→ EXERCISE GOAL: An exact printout of all the entries is required.

○ ○ ○ ○ ○

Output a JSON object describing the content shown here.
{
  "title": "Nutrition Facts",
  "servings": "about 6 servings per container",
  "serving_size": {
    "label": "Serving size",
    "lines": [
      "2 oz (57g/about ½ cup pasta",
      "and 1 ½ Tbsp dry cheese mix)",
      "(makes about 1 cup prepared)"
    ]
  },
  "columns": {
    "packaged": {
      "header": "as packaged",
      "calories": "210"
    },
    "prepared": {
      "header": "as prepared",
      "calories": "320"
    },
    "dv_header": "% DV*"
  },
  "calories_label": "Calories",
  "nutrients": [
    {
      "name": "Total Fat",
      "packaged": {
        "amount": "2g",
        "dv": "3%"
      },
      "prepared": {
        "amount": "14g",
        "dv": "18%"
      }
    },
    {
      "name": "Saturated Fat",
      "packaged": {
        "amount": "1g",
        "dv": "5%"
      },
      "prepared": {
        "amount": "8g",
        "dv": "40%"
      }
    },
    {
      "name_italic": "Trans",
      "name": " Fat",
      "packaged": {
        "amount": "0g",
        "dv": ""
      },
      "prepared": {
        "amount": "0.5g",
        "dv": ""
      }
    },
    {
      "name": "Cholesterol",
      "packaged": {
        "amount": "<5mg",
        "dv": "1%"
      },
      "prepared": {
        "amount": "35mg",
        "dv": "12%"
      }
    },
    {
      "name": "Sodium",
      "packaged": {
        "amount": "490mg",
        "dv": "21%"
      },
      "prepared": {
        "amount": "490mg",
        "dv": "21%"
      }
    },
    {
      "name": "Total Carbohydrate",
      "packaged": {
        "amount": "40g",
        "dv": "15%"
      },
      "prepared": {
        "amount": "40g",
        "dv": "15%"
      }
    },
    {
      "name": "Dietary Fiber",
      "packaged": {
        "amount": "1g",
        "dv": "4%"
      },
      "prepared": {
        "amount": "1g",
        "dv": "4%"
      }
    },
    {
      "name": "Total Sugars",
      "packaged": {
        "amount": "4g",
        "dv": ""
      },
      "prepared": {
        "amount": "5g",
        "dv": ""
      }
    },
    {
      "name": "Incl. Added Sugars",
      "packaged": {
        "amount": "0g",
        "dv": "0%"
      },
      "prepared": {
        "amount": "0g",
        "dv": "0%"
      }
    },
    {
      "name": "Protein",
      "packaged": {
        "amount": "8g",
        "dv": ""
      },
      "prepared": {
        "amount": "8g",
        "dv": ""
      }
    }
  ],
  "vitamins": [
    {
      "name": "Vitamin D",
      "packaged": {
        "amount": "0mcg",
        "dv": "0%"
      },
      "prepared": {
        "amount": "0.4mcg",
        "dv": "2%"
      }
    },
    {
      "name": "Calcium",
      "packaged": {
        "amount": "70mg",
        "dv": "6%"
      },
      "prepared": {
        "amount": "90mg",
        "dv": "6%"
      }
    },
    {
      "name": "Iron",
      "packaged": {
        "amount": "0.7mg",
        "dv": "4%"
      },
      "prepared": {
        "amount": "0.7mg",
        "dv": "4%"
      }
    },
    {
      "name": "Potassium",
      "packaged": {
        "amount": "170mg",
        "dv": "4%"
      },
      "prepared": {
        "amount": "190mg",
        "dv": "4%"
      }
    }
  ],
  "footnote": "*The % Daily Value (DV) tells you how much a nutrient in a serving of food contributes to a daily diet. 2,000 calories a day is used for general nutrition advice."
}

○ ○ ○ ○ ○

→ RESPONSE TO THE EXERCISE:
Output a JSON object describing the content shown here.
{
  "title": "Nutrition Facts",
  "servings": "about 6 servings per container",
  "serving_size": {
    "label": "Serving size",
    "lines": [
      "2 oz (57g/about ½ cup pasta",
      "and 1 ½ Tbsp dry cheese mix)",
      "(makes about 1 cup prepared)"
    ]
  },
  "columns": {
    "packaged": {
      "header": "as packaged",
      "calories": "210"
    },
    "prepared": {
      "header": "as prepared",
      "calories": "320"
    },
    "dv_header": "% DV*"
  },
  "calories_label": "Calories",
  "nutrients": [
    {
      "name": "Total Fat",
      "packaged": {
        "amount": "2g",
        "dv": "3%"
      },
      "prepared": {
        "amount": "14g",
        "dv": "18%"
      }
    },
    {
      "name": "Saturated Fat",
      "packaged": {
        "amount": "1g",
        "dv": "5%"
      },
      "prepared": {
        "amount": "8g",
        "dv": "40%"
      }
    },
    {
      "name_italic": "Trans",
      "name": " Fat",
      "packaged": {
        "amount": "0g",
        "dv": ""
      },
      "prepared": {
        "amount": "0.5g",
        "dv": ""
      }
    },
    {
      "name": "Cholesterol",
      "packaged": {
        "amount": "<5mg",
        "dv": "1%"
      },
      "prepared": {
        "amount": "35mg",
        "dv": "12%"
      }
    },
    {
      "name": "Sodium",
      "packaged": {
        "amount": "490mg",
        "dv": "21%"
      },
      "prepared": {
        "amount": "490mg",
        "dv": "21%"
      }
    },
    {
      "name": "Total Carbohydrate",
      "packaged": {
        "amount": "40g",
        "dv": "15%"
      },
      "prepared": {
        "amount": "40g",
        "dv": "15%"
      }
    },
    {
      "name": "Dietary Fiber",
      "packaged": {
        "amount": "1g",
        "dv": "4%"
      },
      "prepared": {
        "amount": "1g",
        "dv": "4%"
      }
    },
    {
      "name": "Total Sugars",
      "packaged": {
        "amount": "4g",
        "dv": ""
      },
      "prepared": {
        "amount": "5g",
        "dv": ""
      }
    },
    {
      "name": "Incl. Added Sugars",
      "packaged": {
        "amount": "0g",
        "dv": "0%"
      },
      "prepared": {
        "amount": "0g",
        "dv": "0%"
      }
    },
    {
      "name": "Protein",
      "packaged": {
        "amount": "8g",
        "dv": ""
      },
      "prepared": {
        "amount": "8g",
        "dv": ""
      }
    }
  ],
  "vitamins": [
    {
      "name": "Vitamin D",
      "packaged": {
        "amount": "0mcg",
        "dv": "0%"
      },
      "prepared": {
        "amount": "0.4mcg",
        "dv": "2%"
      }
    },
    {
      "name": "Calcium",
      "packaged": {
        "amount": "70mg",
        "dv": "6%"
      },
      "prepared": {
        "amount": "90mg",
        "dv": "6%"
      }
    },
    {
      "name": "Iron",
      "packaged": {
        "amount": "0.7mg",
        "dv": "4%"
      },
      "prepared": {
        "amount": "0.7mg",
        "dv": "4%"
      }
    },
    {
      "name": "Potassium",
      "packaged": {
        "amount": "170mg",
        "dv": "4%"
      },
      "prepared": {
        "amount": "190mg",
        "dv": "4%"
      }
    }
  ],
  "footnote": "*The % Daily Value (DV) tells you how much a nutrient in a serving of food contributes to a daily diet. 2,000 calories a day is used for general nutrition advice."
}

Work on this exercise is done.